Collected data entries
_ _ _ _ _

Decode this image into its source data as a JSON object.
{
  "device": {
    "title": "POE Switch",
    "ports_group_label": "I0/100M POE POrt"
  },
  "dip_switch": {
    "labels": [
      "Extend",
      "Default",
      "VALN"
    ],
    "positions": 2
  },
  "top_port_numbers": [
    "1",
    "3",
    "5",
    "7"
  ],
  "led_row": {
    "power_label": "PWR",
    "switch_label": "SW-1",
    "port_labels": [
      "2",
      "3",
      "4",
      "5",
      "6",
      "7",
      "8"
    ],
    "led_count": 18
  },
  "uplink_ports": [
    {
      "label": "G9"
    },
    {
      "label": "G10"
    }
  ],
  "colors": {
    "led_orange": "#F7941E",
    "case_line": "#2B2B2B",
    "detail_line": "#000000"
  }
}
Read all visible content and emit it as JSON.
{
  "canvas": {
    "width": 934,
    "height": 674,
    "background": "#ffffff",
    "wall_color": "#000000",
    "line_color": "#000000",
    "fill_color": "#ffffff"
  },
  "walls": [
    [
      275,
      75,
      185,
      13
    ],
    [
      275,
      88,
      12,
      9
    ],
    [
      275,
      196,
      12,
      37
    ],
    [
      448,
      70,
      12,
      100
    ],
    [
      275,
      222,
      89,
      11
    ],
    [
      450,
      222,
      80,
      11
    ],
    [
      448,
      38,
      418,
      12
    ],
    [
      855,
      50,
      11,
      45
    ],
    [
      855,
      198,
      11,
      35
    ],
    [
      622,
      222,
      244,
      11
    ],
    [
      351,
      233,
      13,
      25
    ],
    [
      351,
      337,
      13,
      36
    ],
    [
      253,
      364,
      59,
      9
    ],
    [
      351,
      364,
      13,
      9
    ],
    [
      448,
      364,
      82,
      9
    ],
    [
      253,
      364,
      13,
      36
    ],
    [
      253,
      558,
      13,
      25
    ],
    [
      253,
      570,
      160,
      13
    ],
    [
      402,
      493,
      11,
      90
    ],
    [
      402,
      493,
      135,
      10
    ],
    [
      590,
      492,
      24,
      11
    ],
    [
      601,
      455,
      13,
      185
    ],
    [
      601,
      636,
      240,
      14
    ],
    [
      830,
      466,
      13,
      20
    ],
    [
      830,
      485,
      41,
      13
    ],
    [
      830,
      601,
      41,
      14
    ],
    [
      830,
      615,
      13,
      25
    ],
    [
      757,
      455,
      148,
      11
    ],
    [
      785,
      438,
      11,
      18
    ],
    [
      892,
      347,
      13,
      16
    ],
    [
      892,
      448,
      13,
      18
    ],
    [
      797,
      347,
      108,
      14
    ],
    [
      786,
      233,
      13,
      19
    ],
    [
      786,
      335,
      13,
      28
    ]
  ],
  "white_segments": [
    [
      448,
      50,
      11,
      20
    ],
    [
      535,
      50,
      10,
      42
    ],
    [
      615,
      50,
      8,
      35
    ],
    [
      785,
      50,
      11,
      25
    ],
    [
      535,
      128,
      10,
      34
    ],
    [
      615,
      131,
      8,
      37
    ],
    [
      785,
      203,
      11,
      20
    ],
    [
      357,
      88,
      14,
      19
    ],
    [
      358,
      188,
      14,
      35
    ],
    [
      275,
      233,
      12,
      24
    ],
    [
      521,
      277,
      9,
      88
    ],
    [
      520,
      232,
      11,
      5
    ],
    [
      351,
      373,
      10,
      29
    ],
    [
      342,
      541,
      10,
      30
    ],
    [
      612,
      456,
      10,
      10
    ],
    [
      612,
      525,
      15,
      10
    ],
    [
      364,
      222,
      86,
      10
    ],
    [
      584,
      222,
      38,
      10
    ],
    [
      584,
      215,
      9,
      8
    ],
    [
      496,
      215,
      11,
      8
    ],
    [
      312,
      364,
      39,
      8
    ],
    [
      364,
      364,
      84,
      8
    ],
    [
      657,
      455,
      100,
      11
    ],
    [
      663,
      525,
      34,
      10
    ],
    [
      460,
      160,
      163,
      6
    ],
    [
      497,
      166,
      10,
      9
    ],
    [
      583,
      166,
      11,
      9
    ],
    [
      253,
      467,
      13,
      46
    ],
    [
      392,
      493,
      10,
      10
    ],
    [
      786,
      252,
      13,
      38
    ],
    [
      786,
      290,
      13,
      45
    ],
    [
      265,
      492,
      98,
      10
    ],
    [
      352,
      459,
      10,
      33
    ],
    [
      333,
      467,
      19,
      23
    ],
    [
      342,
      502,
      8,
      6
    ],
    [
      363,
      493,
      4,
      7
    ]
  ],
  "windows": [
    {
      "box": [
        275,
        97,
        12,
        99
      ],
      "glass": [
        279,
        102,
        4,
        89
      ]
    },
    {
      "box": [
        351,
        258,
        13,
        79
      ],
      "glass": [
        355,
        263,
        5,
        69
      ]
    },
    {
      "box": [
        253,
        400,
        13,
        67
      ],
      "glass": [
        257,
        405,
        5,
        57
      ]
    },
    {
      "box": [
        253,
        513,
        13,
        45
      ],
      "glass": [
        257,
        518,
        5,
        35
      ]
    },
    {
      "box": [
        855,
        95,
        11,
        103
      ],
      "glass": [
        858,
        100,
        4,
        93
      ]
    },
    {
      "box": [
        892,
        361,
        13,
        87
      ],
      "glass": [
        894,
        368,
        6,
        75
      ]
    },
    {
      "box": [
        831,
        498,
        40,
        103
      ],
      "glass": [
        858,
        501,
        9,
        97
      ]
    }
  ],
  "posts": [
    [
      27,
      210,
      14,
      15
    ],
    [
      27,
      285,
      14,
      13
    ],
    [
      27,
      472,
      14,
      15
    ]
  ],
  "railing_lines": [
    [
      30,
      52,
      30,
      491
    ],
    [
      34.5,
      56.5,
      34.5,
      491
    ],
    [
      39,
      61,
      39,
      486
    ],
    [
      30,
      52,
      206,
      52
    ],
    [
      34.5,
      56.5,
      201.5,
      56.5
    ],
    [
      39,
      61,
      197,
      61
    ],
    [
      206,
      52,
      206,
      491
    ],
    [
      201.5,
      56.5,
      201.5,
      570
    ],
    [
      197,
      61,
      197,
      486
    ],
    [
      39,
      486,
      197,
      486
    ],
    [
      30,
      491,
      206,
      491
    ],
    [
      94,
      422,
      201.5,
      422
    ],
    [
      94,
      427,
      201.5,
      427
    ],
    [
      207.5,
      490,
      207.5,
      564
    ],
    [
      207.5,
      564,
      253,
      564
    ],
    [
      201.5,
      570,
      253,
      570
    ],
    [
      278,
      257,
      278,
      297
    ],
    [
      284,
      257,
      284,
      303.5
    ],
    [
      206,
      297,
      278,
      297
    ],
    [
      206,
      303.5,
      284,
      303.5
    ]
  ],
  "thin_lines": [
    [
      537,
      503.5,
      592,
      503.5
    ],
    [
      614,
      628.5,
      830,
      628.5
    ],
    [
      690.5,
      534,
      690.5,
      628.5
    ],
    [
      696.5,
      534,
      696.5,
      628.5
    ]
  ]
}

_ _ _ _ _

**Given problem:**
Set down the listing in full, keeping every word exactly as it is.

**Answer to the task:**
Decode this image into its source data as a JSON object.
{
  "device": {
    "title": "POE Switch",
    "ports_group_label": "I0/100M POE POrt"
  },
  "dip_switch": {
    "labels": [
      "Extend",
      "Default",
      "VALN"
    ],
    "positions": 2
  },
  "top_port_numbers": [
    "1",
    "3",
    "5",
    "7"
  ],
  "led_row": {
    "power_label": "PWR",
    "switch_label": "SW-1",
    "port_labels": [
      "2",
      "3",
      "4",
      "5",
      "6",
      "7",
      "8"
    ],
    "led_count": 18
  },
  "uplink_ports": [
    {
      "label": "G9"
    },
    {
      "label": "G10"
    }
  ],
  "colors": {
    "led_orange": "#F7941E",
    "case_line": "#2B2B2B",
    "detail_line": "#000000"
  }
}
Read all visible content and emit it as JSON.
{
  "canvas": {
    "width": 934,
    "height": 674,
    "background": "#ffffff",
    "wall_color": "#000000",
    "line_color": "#000000",
    "fill_color": "#ffffff"
  },
  "walls": [
    [
      275,
      75,
      185,
      13
    ],
    [
      275,
      88,
      12,
      9
    ],
    [
      275,
      196,
      12,
      37
    ],
    [
      448,
      70,
      12,
      100
    ],
    [
      275,
      222,
      89,
      11
    ],
    [
      450,
      222,
      80,
      11
    ],
    [
      448,
      38,
      418,
      12
    ],
    [
      855,
      50,
      11,
      45
    ],
    [
      855,
      198,
      11,
      35
    ],
    [
      622,
      222,
      244,
      11
    ],
    [
      351,
      233,
      13,
      25
    ],
    [
      351,
      337,
      13,
      36
    ],
    [
      253,
      364,
      59,
      9
    ],
    [
      351,
      364,
      13,
      9
    ],
    [
      448,
      364,
      82,
      9
    ],
    [
      253,
      364,
      13,
      36
    ],
    [
      253,
      558,
      13,
      25
    ],
    [
      253,
      570,
      160,
      13
    ],
    [
      402,
      493,
      11,
      90
    ],
    [
      402,
      493,
      135,
      10
    ],
    [
      590,
      492,
      24,
      11
    ],
    [
      601,
      455,
      13,
      185
    ],
    [
      601,
      636,
      240,
      14
    ],
    [
      830,
      466,
      13,
      20
    ],
    [
      830,
      485,
      41,
      13
    ],
    [
      830,
      601,
      41,
      14
    ],
    [
      830,
      615,
      13,
      25
    ],
    [
      757,
      455,
      148,
      11
    ],
    [
      785,
      438,
      11,
      18
    ],
    [
      892,
      347,
      13,
      16
    ],
    [
      892,
      448,
      13,
      18
    ],
    [
      797,
      347,
      108,
      14
    ],
    [
      786,
      233,
      13,
      19
    ],
    [
      786,
      335,
      13,
      28
    ]
  ],
  "white_segments": [
    [
      448,
      50,
      11,
      20
    ],
    [
      535,
      50,
      10,
      42
    ],
    [
      615,
      50,
      8,
      35
    ],
    [
      785,
      50,
      11,
      25
    ],
    [
      535,
      128,
      10,
      34
    ],
    [
      615,
      131,
      8,
      37
    ],
    [
      785,
      203,
      11,
      20
    ],
    [
      357,
      88,
      14,
      19
    ],
    [
      358,
      188,
      14,
      35
    ],
    [
      275,
      233,
      12,
      24
    ],
    [
      521,
      277,
      9,
      88
    ],
    [
      520,
      232,
      11,
      5
    ],
    [
      351,
      373,
      10,
      29
    ],
    [
      342,
      541,
      10,
      30
    ],
    [
      612,
      456,
      10,
      10
    ],
    [
      612,
      525,
      15,
      10
    ],
    [
      364,
      222,
      86,
      10
    ],
    [
      584,
      222,
      38,
      10
    ],
    [
      584,
      215,
      9,
      8
    ],
    [
      496,
      215,
      11,
      8
    ],
    [
      312,
      364,
      39,
      8
    ],
    [
      364,
      364,
      84,
      8
    ],
    [
      657,
      455,
      100,
      11
    ],
    [
      663,
      525,
      34,
      10
    ],
    [
      460,
      160,
      163,
      6
    ],
    [
      497,
      166,
      10,
      9
    ],
    [
      583,
      166,
      11,
      9
    ],
    [
      253,
      467,
      13,
      46
    ],
    [
      392,
      493,
      10,
      10
    ],
    [
      786,
      252,
      13,
      38
    ],
    [
      786,
      290,
      13,
      45
    ],
    [
      265,
      492,
      98,
      10
    ],
    [
      352,
      459,
      10,
      33
    ],
    [
      333,
      467,
      19,
      23
    ],
    [
      342,
      502,
      8,
      6
    ],
    [
      363,
      493,
      4,
      7
    ]
  ],
  "windows": [
    {
      "box": [
        275,
        97,
        12,
        99
      ],
      "glass": [
        279,
        102,
        4,
        89
      ]
    },
    {
      "box": [
        351,
        258,
        13,
        79
      ],
      "glass": [
        355,
        263,
        5,
        69
      ]
    },
    {
      "box": [
        253,
        400,
        13,
        67
      ],
      "glass": [
        257,
        405,
        5,
        57
      ]
    },
    {
      "box": [
        253,
        513,
        13,
        45
      ],
      "glass": [
        257,
        518,
        5,
        35
      ]
    },
    {
      "box": [
        855,
        95,
        11,
        103
      ],
      "glass": [
        858,
        100,
        4,
        93
      ]
    },
    {
      "box": [
        892,
        361,
        13,
        87
      ],
      "glass": [
        894,
        368,
        6,
        75
      ]
    },
    {
      "box": [
        831,
        498,
        40,
        103
      ],
      "glass": [
        858,
        501,
        9,
        97
      ]
    }
  ],
  "posts": [
    [
      27,
      210,
      14,
      15
    ],
    [
      27,
      285,
      14,
      13
    ],
    [
      27,
      472,
      14,
      15
    ]
  ],
  "railing_lines": [
    [
      30,
      52,
      30,
      491
    ],
    [
      34.5,
      56.5,
      34.5,
      491
    ],
    [
      39,
      61,
      39,
      486
    ],
    [
      30,
      52,
      206,
      52
    ],
    [
      34.5,
      56.5,
      201.5,
      56.5
    ],
    [
      39,
      61,
      197,
      61
    ],
    [
      206,
      52,
      206,
      491
    ],
    [
      201.5,
      56.5,
      201.5,
      570
    ],
    [
      197,
      61,
      197,
      486
    ],
    [
      39,
      486,
      197,
      486
    ],
    [
      30,
      491,
      206,
      491
    ],
    [
      94,
      422,
      201.5,
      422
    ],
    [
      94,
      427,
      201.5,
      427
    ],
    [
      207.5,
      490,
      207.5,
      564
    ],
    [
      207.5,
      564,
      253,
      564
    ],
    [
      201.5,
      570,
      253,
      570
    ],
    [
      278,
      257,
      278,
      297
    ],
    [
      284,
      257,
      284,
      303.5
    ],
    [
      206,
      297,
      278,
      297
    ],
    [
      206,
      303.5,
      284,
      303.5
    ]
  ],
  "thin_lines": [
    [
      537,
      503.5,
      592,
      503.5
    ],
    [
      614,
      628.5,
      830,
      628.5
    ],
    [
      690.5,
      534,
      690.5,
      628.5
    ],
    [
      696.5,
      534,
      696.5,
      628.5
    ]
  ]
}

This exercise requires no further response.